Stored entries
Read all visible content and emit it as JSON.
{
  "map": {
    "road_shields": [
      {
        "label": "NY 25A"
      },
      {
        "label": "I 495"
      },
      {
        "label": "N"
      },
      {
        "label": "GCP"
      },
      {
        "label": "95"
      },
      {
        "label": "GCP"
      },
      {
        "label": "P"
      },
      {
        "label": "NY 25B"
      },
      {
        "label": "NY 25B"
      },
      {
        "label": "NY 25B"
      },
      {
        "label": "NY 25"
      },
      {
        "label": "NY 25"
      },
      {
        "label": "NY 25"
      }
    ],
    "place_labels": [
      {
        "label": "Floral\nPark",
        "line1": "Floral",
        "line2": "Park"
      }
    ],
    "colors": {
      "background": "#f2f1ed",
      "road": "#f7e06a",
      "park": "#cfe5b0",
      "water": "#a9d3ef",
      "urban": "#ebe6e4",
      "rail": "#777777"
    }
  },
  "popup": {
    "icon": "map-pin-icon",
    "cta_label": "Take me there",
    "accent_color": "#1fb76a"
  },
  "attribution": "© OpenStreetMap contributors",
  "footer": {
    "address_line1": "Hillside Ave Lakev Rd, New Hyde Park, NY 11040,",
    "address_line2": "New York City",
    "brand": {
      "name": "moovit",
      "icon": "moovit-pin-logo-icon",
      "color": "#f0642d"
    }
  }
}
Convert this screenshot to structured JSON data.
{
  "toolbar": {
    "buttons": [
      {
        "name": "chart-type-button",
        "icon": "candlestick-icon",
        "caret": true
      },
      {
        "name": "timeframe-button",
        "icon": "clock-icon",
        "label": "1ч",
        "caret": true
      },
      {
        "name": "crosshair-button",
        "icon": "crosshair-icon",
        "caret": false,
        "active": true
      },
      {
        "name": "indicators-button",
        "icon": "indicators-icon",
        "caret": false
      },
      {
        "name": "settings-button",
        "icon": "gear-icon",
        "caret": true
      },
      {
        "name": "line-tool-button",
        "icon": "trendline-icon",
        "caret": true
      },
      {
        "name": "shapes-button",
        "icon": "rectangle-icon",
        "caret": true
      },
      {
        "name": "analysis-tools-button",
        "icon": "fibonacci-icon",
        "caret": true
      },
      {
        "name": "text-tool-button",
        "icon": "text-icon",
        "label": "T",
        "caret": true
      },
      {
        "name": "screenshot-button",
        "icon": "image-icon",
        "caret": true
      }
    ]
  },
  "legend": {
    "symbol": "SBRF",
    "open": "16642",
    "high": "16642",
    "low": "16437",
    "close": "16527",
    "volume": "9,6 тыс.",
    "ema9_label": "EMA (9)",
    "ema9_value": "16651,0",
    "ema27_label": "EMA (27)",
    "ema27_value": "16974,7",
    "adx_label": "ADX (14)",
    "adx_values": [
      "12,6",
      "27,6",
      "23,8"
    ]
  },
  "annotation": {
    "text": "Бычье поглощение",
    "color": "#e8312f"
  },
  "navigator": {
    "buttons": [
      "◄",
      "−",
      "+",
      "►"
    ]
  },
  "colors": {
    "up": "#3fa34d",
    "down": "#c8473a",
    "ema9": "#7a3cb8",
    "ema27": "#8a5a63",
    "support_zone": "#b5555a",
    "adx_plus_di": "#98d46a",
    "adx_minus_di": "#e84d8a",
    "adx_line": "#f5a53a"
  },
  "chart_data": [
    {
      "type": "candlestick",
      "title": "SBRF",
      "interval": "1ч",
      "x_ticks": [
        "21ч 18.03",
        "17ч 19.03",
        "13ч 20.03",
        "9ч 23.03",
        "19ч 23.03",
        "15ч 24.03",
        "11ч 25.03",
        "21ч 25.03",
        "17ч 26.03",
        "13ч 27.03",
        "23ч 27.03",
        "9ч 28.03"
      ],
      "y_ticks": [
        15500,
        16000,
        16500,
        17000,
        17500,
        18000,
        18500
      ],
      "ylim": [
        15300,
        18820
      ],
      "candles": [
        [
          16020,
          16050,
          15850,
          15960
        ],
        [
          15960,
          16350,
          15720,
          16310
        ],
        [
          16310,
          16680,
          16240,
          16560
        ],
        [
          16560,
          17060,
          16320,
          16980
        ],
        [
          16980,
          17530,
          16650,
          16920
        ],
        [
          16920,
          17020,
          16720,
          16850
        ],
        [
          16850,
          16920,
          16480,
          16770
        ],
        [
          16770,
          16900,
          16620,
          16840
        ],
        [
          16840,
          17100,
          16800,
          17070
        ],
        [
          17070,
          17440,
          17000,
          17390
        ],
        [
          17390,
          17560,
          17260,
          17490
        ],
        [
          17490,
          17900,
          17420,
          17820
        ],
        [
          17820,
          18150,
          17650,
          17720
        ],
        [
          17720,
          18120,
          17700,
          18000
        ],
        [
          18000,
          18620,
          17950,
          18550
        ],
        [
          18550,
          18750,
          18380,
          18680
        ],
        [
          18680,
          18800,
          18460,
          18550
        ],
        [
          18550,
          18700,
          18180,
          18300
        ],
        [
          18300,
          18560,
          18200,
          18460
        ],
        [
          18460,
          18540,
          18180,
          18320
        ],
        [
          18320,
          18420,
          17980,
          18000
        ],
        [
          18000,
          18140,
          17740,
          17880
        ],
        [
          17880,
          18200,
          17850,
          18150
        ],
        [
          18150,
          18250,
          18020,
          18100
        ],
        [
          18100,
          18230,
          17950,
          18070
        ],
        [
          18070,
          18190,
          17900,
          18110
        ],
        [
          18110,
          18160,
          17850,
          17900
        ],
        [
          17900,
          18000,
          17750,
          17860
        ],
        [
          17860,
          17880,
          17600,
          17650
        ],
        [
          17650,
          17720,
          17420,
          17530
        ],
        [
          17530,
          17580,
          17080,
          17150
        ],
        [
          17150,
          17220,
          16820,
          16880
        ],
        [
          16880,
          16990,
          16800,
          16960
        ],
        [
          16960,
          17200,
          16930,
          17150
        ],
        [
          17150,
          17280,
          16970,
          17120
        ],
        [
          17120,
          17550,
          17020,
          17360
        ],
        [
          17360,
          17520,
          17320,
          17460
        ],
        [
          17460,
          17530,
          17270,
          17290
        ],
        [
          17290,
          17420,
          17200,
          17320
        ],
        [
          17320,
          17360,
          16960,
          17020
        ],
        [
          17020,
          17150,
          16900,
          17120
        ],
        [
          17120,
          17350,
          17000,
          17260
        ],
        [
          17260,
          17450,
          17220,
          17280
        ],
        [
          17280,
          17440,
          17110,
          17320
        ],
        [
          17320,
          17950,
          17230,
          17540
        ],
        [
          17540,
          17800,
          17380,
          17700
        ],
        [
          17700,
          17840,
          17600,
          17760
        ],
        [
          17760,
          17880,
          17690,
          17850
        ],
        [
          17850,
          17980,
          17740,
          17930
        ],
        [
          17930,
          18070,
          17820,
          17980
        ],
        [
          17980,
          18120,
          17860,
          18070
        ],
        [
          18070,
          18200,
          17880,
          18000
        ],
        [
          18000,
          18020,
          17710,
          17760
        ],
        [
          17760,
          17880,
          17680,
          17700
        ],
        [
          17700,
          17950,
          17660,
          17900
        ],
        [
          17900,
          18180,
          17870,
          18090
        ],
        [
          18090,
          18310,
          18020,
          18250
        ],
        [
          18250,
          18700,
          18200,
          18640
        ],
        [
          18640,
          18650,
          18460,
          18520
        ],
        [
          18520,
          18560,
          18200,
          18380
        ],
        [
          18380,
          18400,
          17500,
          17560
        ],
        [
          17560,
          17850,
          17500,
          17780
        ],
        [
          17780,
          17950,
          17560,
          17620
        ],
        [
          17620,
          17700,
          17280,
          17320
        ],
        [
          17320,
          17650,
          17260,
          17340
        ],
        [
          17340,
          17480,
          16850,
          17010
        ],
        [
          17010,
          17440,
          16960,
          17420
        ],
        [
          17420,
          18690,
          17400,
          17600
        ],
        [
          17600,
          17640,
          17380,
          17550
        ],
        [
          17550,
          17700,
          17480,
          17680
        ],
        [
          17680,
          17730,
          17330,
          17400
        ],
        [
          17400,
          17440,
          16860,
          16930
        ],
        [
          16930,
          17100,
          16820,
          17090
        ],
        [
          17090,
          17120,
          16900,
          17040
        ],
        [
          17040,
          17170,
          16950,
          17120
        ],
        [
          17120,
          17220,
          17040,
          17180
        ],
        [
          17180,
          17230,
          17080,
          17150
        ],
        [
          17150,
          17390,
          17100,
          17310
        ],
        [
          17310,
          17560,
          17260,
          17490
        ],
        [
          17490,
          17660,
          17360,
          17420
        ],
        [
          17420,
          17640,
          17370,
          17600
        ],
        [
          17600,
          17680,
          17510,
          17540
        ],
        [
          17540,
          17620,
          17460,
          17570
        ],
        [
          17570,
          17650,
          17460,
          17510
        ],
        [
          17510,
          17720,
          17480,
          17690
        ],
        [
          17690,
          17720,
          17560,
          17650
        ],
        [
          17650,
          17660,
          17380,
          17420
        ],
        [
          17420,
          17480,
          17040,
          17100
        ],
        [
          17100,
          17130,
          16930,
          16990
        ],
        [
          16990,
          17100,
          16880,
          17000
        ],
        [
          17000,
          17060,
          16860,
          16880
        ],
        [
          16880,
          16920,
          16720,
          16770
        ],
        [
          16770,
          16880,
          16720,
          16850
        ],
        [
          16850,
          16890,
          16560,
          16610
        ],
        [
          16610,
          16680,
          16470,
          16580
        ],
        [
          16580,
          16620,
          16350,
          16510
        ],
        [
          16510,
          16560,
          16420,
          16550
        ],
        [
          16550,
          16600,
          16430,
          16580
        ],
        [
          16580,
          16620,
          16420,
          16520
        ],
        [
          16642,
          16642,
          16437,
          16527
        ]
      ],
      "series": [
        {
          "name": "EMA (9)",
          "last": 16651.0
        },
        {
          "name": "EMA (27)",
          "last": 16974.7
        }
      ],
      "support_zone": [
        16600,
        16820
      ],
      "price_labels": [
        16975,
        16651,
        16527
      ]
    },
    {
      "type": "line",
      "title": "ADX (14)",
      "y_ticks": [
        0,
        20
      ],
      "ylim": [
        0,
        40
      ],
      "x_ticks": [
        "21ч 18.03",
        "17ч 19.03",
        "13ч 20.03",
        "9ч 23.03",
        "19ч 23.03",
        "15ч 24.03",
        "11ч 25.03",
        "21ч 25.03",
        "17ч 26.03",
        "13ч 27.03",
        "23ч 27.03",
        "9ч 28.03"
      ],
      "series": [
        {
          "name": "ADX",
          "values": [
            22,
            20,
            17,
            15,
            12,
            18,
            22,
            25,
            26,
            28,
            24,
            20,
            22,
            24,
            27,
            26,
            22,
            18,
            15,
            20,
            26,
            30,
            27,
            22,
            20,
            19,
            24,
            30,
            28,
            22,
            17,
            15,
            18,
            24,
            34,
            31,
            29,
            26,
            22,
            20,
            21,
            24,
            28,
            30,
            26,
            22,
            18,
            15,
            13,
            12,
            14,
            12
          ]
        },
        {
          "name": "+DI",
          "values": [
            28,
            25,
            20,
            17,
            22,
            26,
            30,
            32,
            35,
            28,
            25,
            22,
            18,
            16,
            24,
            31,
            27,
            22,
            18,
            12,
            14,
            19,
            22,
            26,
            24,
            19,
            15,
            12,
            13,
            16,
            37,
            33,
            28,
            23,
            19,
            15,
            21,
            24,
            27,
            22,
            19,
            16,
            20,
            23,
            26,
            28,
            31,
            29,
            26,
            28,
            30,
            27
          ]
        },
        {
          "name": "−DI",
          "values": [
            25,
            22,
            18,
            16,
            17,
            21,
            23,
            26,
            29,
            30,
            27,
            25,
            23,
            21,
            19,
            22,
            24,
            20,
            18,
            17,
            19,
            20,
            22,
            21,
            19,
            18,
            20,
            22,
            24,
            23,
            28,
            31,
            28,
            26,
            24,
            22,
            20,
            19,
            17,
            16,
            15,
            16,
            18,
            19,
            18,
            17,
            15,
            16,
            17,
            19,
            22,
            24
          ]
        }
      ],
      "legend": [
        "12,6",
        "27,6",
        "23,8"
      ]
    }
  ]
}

Instructions to follow:
Filter the data for the string "type" and copy every line that has it.

Task result:
        "name": "chart-type-button",
      "type": "candlestick",
      "type": "line",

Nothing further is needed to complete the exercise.